## SHORT PROBLEM
Output a single figure: the number of lines in which the word "Speaking" appears.

** START **

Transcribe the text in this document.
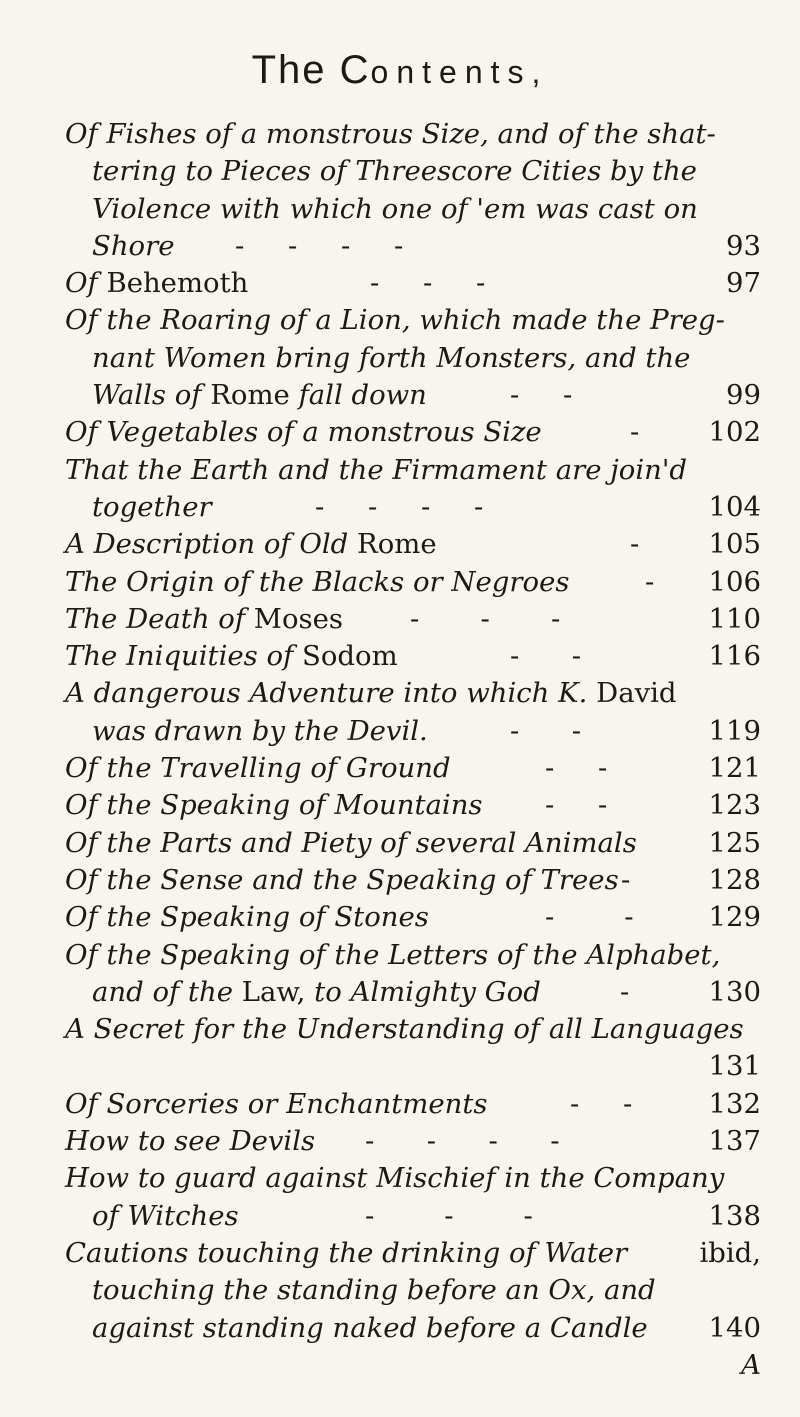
The Contents,
Of Fishes of a monstrous Size, and of the shat-
tering to Pieces of Threescore Cities by the
Violence with which one of 'em was cast on
Shore -     -     -     -	93
Of Behemoth	-     -     -	97
Of the Roaring of a Lion, which made the Preg-
nant Women bring forth Monsters, and the
Walls of Rome fall down	-     -	99
Of Vegetables of a monstrous Size	-	102
That the Earth and the Firmament are join'd
together	-     -     -     -	104
A Description of Old Rome	-	105
The Origin of the Blacks or Negroes	- 106
The Death of Moses -       -       -	110
The Iniquities of Sodom	-      -	116
A dangerous Adventure into which K. David
was drawn by the Devil.	-      -	119
Of the Travelling of Ground	-     -	121
Of the Speaking of Mountains -     -	123
Of the Parts and Piety of several Animals	125
Of the Sense and the Speaking of Trees -	128
Of the Speaking of Stones	-        -	129
Of the Speaking of the Letters of the Alphabet,
and of the Law, to Almighty God	-	130
A Secret for the Understanding of all Languages
131
Of Sorceries or Enchantments	-     -	132
How to see Devils -      -      -      -	137
How to guard against Mischief in the Company
of Witches	-        -        -	138
Cautions touching the drinking of Water	ibid,
touching the standing before an Ox, and
against standing naked before a Candle 140
A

** END **

## ANSWER TO THIS TASK
4